(Part of a data file)
====
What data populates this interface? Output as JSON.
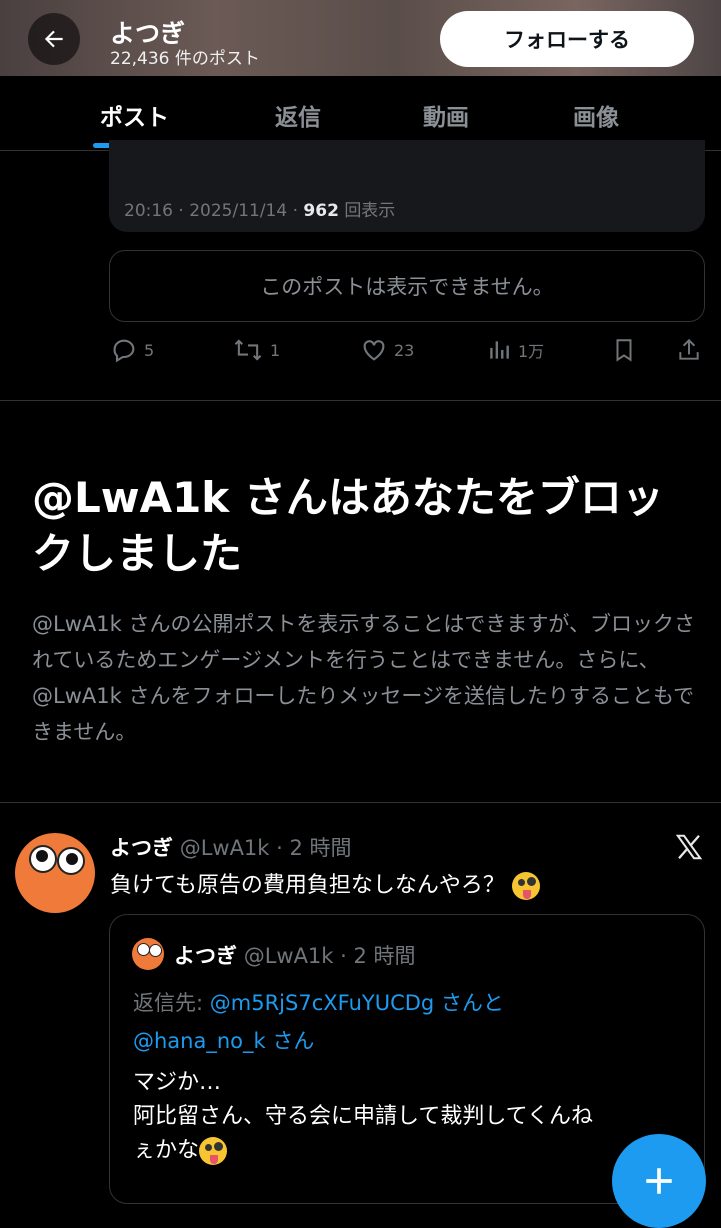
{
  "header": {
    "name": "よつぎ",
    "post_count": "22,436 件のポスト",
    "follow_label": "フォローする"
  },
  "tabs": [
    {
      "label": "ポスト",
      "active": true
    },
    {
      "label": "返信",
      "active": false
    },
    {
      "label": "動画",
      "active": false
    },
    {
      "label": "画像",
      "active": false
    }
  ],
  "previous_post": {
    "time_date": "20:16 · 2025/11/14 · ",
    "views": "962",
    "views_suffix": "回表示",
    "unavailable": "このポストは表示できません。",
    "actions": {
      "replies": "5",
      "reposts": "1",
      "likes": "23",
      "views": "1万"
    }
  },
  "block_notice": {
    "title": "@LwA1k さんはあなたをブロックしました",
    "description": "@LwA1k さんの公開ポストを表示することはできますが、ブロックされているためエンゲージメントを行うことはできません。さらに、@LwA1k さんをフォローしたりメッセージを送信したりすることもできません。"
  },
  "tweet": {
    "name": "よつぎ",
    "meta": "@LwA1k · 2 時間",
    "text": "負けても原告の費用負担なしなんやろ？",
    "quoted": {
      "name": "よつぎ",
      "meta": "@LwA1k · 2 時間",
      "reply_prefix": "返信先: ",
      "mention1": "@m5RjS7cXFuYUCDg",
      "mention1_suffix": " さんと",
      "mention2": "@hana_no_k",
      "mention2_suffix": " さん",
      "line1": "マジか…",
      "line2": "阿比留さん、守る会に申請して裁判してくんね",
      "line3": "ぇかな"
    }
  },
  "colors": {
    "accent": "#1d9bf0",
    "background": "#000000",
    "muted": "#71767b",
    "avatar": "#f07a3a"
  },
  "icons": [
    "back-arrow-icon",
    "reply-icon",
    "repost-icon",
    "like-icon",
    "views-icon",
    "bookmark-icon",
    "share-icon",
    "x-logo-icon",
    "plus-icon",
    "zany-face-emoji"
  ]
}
====
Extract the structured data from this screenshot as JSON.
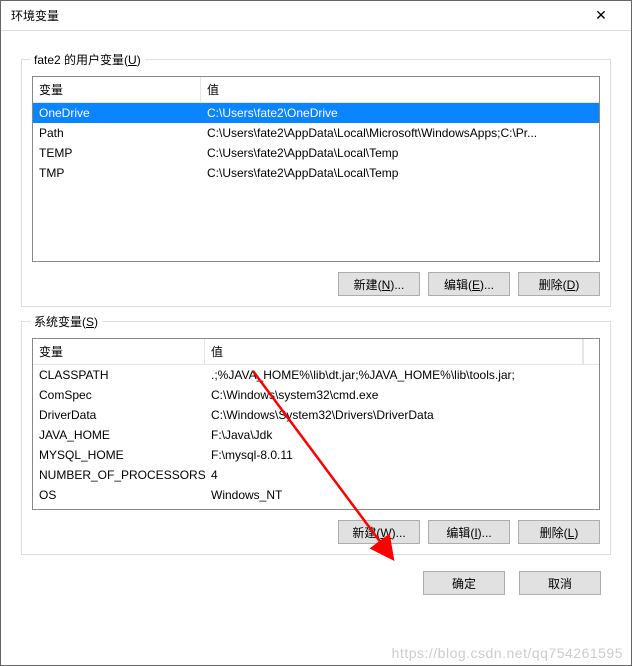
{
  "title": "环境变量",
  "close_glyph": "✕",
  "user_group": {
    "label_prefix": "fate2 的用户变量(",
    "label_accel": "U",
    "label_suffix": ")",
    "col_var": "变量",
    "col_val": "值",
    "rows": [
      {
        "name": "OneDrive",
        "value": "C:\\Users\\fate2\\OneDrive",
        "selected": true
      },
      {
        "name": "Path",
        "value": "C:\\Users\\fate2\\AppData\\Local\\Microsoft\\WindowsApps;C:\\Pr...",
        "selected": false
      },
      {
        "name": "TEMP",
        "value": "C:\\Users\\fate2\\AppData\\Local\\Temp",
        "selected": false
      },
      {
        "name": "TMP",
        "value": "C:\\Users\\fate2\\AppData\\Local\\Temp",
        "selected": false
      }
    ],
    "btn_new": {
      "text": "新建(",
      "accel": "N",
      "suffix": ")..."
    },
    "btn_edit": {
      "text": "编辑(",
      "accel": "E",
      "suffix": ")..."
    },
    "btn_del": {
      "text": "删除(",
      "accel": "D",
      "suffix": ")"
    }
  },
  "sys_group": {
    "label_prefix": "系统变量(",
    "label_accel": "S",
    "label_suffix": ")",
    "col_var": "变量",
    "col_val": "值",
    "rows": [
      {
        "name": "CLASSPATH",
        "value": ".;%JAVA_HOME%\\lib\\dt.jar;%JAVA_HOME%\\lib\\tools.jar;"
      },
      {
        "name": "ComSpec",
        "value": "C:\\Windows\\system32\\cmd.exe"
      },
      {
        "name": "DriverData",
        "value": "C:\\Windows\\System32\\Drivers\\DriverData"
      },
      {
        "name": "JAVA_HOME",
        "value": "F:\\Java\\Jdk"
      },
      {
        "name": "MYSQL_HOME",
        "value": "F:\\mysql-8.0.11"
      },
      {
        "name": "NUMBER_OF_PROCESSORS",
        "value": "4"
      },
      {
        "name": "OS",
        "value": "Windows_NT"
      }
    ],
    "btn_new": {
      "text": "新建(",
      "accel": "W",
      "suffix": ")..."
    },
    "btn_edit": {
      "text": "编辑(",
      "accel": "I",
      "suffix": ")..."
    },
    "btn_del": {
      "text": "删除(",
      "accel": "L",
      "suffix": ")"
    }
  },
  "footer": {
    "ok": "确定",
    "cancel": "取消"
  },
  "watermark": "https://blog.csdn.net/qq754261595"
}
====
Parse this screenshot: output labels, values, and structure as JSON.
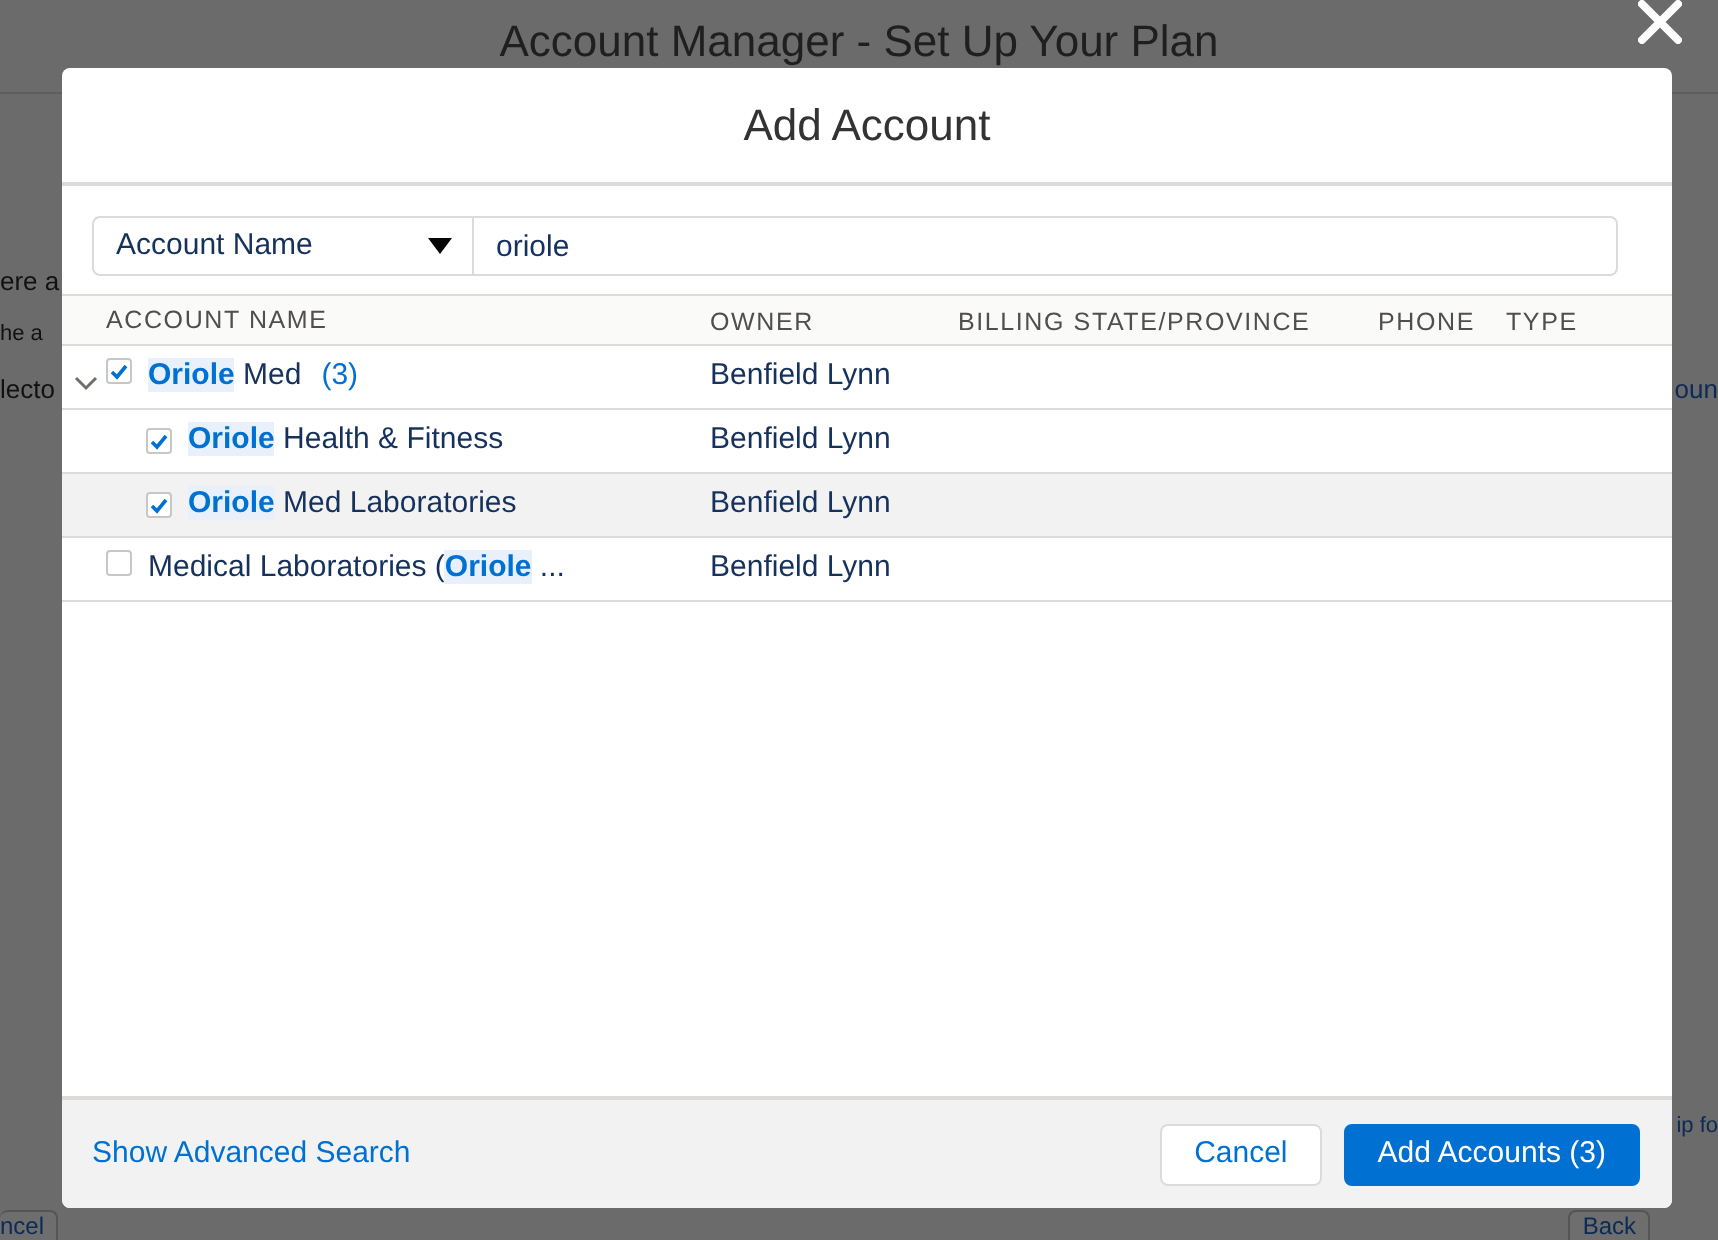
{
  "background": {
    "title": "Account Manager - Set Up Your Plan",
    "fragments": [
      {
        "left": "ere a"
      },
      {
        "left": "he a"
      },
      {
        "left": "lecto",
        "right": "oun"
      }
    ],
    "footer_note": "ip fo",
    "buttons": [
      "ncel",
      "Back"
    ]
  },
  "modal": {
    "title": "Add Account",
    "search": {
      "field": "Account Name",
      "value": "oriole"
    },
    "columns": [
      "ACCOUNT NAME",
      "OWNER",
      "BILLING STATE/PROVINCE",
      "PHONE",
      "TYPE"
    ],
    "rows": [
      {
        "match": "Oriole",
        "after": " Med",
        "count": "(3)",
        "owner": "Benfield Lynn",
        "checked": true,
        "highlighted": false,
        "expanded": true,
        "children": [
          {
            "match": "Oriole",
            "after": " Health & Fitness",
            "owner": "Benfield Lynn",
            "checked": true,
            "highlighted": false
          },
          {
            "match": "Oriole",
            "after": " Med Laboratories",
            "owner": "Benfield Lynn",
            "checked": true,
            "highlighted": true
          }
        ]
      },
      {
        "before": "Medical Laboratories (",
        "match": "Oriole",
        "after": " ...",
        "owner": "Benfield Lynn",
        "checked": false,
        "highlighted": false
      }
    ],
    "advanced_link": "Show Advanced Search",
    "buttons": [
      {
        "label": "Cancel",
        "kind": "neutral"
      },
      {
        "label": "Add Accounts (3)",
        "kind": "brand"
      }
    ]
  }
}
====
→ PROBLEM REQUIREMENTS
Find every line with "highlighted" in the listing and state how many there are, nothing else.

→ TASK RESPONSE
4